(Entries with figure data)
-- START --

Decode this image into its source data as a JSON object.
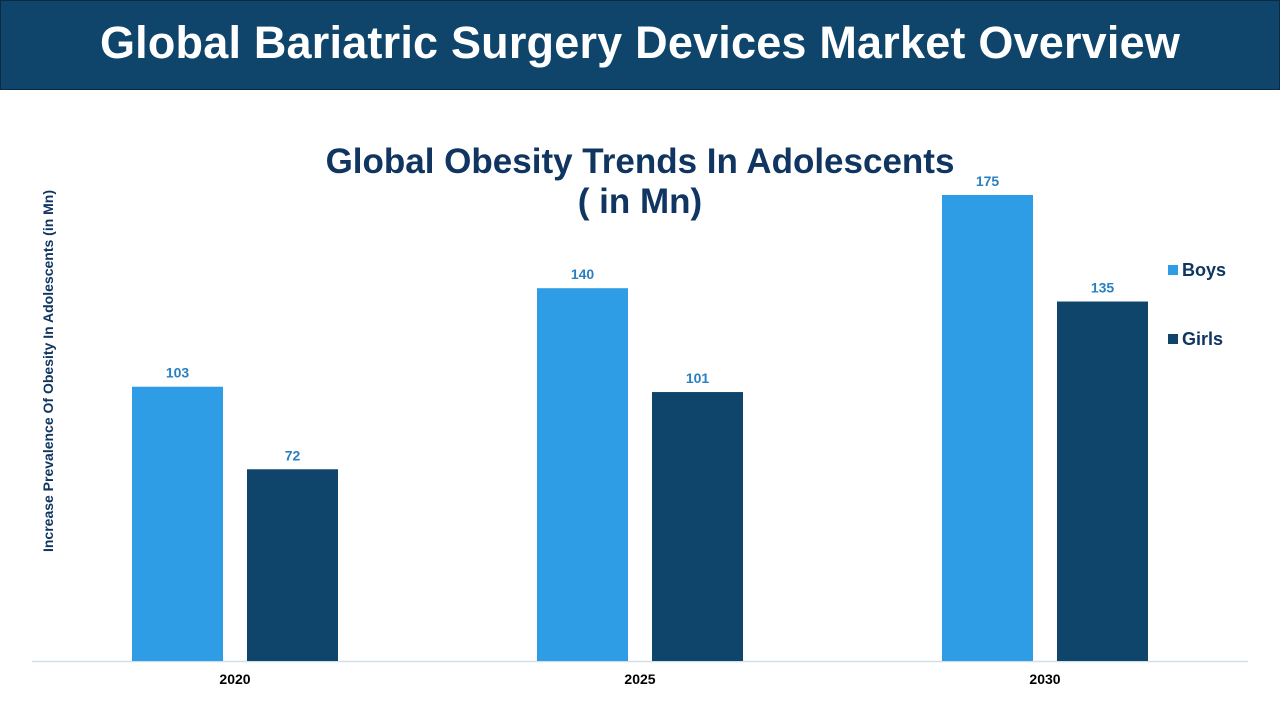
{
  "header": {
    "title": "Global Bariatric Surgery Devices Market Overview"
  },
  "colors": {
    "header_bg": "#0f446b",
    "boys": "#2e9de6",
    "girls": "#0f446b",
    "label": "#2a7fc0",
    "title": "#0f3560",
    "axis": "#cfe0ea"
  },
  "chart_data": {
    "type": "bar",
    "title": "Global Obesity Trends In Adolescents",
    "subtitle": "( in Mn)",
    "xlabel": "",
    "ylabel": "Increase  Prevalence Of Obesity In Adolescents (in Mn)",
    "categories": [
      "2020",
      "2025",
      "2030"
    ],
    "series": [
      {
        "name": "Boys",
        "values": [
          103,
          140,
          175
        ]
      },
      {
        "name": "Girls",
        "values": [
          72,
          101,
          135
        ]
      }
    ],
    "ylim": [
      0,
      175
    ],
    "grid": false,
    "legend": "right",
    "data_labels": true
  }
}
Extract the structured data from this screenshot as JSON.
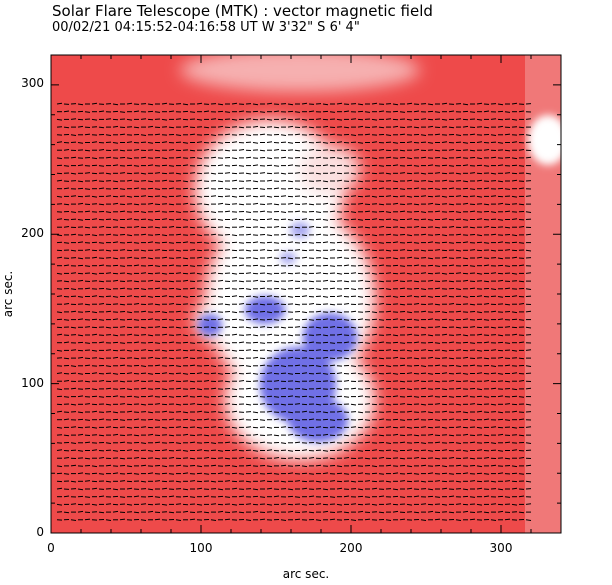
{
  "header": {
    "title": "Solar Flare Telescope (MTK) : vector magnetic field",
    "subtitle": "00/02/21  04:15:52-04:16:58 UT    W 3'32\"  S 6' 4\""
  },
  "axes": {
    "xlabel": "arc sec.",
    "ylabel": "arc sec.",
    "x_range": [
      0,
      340
    ],
    "y_range": [
      0,
      320
    ],
    "x_ticks": [
      "0",
      "100",
      "200",
      "300"
    ],
    "y_ticks": [
      "0",
      "100",
      "200",
      "300"
    ]
  },
  "colors": {
    "positive_field": "#ee4a4a",
    "negative_field": "#6f6fe6",
    "neutral": "#ffffff",
    "vectors": "#000000"
  }
}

-- END --

§ **Exercise brief**:
Skip the pictures and print each record exactly as it stands.

§ **Exercise response**:
Decode this image into its source data as a JSON object.
{
  "header": {
    "title": "Global Bariatric Surgery Devices Market Overview"
  },
  "colors": {
    "header_bg": "#0f446b",
    "boys": "#2e9de6",
    "girls": "#0f446b",
    "label": "#2a7fc0",
    "title": "#0f3560",
    "axis": "#cfe0ea"
  },
  "chart_data": {
    "type": "bar",
    "title": "Global Obesity Trends In Adolescents",
    "subtitle": "( in Mn)",
    "xlabel": "",
    "ylabel": "Increase  Prevalence Of Obesity In Adolescents (in Mn)",
    "categories": [
      "2020",
      "2025",
      "2030"
    ],
    "series": [
      {
        "name": "Boys",
        "values": [
          103,
          140,
          175
        ]
      },
      {
        "name": "Girls",
        "values": [
          72,
          101,
          135
        ]
      }
    ],
    "ylim": [
      0,
      175
    ],
    "grid": false,
    "legend": "right",
    "data_labels": true
  }
}
Extract the structured data from this screenshot as JSON.
{
  "header": {
    "title": "Solar Flare Telescope (MTK) : vector magnetic field",
    "subtitle": "00/02/21  04:15:52-04:16:58 UT    W 3'32\"  S 6' 4\""
  },
  "axes": {
    "xlabel": "arc sec.",
    "ylabel": "arc sec.",
    "x_range": [
      0,
      340
    ],
    "y_range": [
      0,
      320
    ],
    "x_ticks": [
      "0",
      "100",
      "200",
      "300"
    ],
    "y_ticks": [
      "0",
      "100",
      "200",
      "300"
    ]
  },
  "colors": {
    "positive_field": "#ee4a4a",
    "negative_field": "#6f6fe6",
    "neutral": "#ffffff",
    "vectors": "#000000"
  }
}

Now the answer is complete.